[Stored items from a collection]
★ ★ ★ ★
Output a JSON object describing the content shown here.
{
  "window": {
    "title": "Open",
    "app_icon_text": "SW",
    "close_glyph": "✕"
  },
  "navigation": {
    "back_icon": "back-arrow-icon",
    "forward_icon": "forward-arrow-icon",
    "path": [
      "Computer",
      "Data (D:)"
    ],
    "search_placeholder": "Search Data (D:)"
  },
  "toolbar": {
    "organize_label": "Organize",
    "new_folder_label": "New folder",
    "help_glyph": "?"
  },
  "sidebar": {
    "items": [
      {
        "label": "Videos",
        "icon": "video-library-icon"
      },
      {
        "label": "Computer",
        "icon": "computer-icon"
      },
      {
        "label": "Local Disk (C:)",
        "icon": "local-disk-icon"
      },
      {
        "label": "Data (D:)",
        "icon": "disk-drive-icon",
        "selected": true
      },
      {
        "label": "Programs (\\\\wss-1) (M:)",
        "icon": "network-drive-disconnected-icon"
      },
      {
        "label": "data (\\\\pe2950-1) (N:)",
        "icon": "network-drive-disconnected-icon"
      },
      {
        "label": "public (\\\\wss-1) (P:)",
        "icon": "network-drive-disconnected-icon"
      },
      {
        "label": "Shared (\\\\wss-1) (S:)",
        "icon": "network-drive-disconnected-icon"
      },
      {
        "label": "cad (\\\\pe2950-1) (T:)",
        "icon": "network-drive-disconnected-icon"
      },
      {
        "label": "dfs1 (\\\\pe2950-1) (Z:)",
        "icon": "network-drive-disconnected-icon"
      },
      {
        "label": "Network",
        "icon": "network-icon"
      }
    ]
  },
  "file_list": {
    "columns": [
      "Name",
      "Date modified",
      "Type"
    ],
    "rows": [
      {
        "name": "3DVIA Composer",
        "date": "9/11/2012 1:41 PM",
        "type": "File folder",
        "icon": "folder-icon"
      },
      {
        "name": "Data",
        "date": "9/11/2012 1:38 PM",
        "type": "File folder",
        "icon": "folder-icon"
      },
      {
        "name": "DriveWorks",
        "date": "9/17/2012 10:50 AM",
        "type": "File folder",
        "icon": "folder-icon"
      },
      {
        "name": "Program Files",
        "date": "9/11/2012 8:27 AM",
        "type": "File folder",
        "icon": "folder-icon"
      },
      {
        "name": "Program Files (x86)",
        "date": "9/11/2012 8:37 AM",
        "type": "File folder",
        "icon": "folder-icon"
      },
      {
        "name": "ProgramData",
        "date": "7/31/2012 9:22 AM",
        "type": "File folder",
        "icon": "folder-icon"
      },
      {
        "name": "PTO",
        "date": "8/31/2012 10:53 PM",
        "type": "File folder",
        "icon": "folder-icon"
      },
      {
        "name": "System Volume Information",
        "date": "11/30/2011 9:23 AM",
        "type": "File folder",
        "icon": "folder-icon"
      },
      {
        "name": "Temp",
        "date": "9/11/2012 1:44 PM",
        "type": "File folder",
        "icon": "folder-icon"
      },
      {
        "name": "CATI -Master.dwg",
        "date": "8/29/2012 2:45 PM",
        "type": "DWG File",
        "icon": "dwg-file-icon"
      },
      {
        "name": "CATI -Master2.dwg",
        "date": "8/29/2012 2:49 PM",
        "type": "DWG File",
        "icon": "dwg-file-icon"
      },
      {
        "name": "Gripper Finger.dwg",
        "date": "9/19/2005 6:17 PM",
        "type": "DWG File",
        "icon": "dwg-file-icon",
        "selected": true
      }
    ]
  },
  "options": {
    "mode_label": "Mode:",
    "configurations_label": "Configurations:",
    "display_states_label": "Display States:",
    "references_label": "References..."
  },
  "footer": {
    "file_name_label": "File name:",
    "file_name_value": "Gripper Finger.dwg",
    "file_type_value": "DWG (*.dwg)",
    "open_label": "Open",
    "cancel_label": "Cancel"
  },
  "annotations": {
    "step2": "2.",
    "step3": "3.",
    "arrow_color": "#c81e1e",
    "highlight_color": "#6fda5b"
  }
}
★ ★ ★ ★
▸ TASK: Each entry above is to be set down again in exactly the same words.

▸ PROBLEM SOLUTION:
Output a JSON object describing the content shown here.
{
  "window": {
    "title": "Open",
    "app_icon_text": "SW",
    "close_glyph": "✕"
  },
  "navigation": {
    "back_icon": "back-arrow-icon",
    "forward_icon": "forward-arrow-icon",
    "path": [
      "Computer",
      "Data (D:)"
    ],
    "search_placeholder": "Search Data (D:)"
  },
  "toolbar": {
    "organize_label": "Organize",
    "new_folder_label": "New folder",
    "help_glyph": "?"
  },
  "sidebar": {
    "items": [
      {
        "label": "Videos",
        "icon": "video-library-icon"
      },
      {
        "label": "Computer",
        "icon": "computer-icon"
      },
      {
        "label": "Local Disk (C:)",
        "icon": "local-disk-icon"
      },
      {
        "label": "Data (D:)",
        "icon": "disk-drive-icon",
        "selected": true
      },
      {
        "label": "Programs (\\\\wss-1) (M:)",
        "icon": "network-drive-disconnected-icon"
      },
      {
        "label": "data (\\\\pe2950-1) (N:)",
        "icon": "network-drive-disconnected-icon"
      },
      {
        "label": "public (\\\\wss-1) (P:)",
        "icon": "network-drive-disconnected-icon"
      },
      {
        "label": "Shared (\\\\wss-1) (S:)",
        "icon": "network-drive-disconnected-icon"
      },
      {
        "label": "cad (\\\\pe2950-1) (T:)",
        "icon": "network-drive-disconnected-icon"
      },
      {
        "label": "dfs1 (\\\\pe2950-1) (Z:)",
        "icon": "network-drive-disconnected-icon"
      },
      {
        "label": "Network",
        "icon": "network-icon"
      }
    ]
  },
  "file_list": {
    "columns": [
      "Name",
      "Date modified",
      "Type"
    ],
    "rows": [
      {
        "name": "3DVIA Composer",
        "date": "9/11/2012 1:41 PM",
        "type": "File folder",
        "icon": "folder-icon"
      },
      {
        "name": "Data",
        "date": "9/11/2012 1:38 PM",
        "type": "File folder",
        "icon": "folder-icon"
      },
      {
        "name": "DriveWorks",
        "date": "9/17/2012 10:50 AM",
        "type": "File folder",
        "icon": "folder-icon"
      },
      {
        "name": "Program Files",
        "date": "9/11/2012 8:27 AM",
        "type": "File folder",
        "icon": "folder-icon"
      },
      {
        "name": "Program Files (x86)",
        "date": "9/11/2012 8:37 AM",
        "type": "File folder",
        "icon": "folder-icon"
      },
      {
        "name": "ProgramData",
        "date": "7/31/2012 9:22 AM",
        "type": "File folder",
        "icon": "folder-icon"
      },
      {
        "name": "PTO",
        "date": "8/31/2012 10:53 PM",
        "type": "File folder",
        "icon": "folder-icon"
      },
      {
        "name": "System Volume Information",
        "date": "11/30/2011 9:23 AM",
        "type": "File folder",
        "icon": "folder-icon"
      },
      {
        "name": "Temp",
        "date": "9/11/2012 1:44 PM",
        "type": "File folder",
        "icon": "folder-icon"
      },
      {
        "name": "CATI -Master.dwg",
        "date": "8/29/2012 2:45 PM",
        "type": "DWG File",
        "icon": "dwg-file-icon"
      },
      {
        "name": "CATI -Master2.dwg",
        "date": "8/29/2012 2:49 PM",
        "type": "DWG File",
        "icon": "dwg-file-icon"
      },
      {
        "name": "Gripper Finger.dwg",
        "date": "9/19/2005 6:17 PM",
        "type": "DWG File",
        "icon": "dwg-file-icon",
        "selected": true
      }
    ]
  },
  "options": {
    "mode_label": "Mode:",
    "configurations_label": "Configurations:",
    "display_states_label": "Display States:",
    "references_label": "References..."
  },
  "footer": {
    "file_name_label": "File name:",
    "file_name_value": "Gripper Finger.dwg",
    "file_type_value": "DWG (*.dwg)",
    "open_label": "Open",
    "cancel_label": "Cancel"
  },
  "annotations": {
    "step2": "2.",
    "step3": "3.",
    "arrow_color": "#c81e1e",
    "highlight_color": "#6fda5b"
  }
}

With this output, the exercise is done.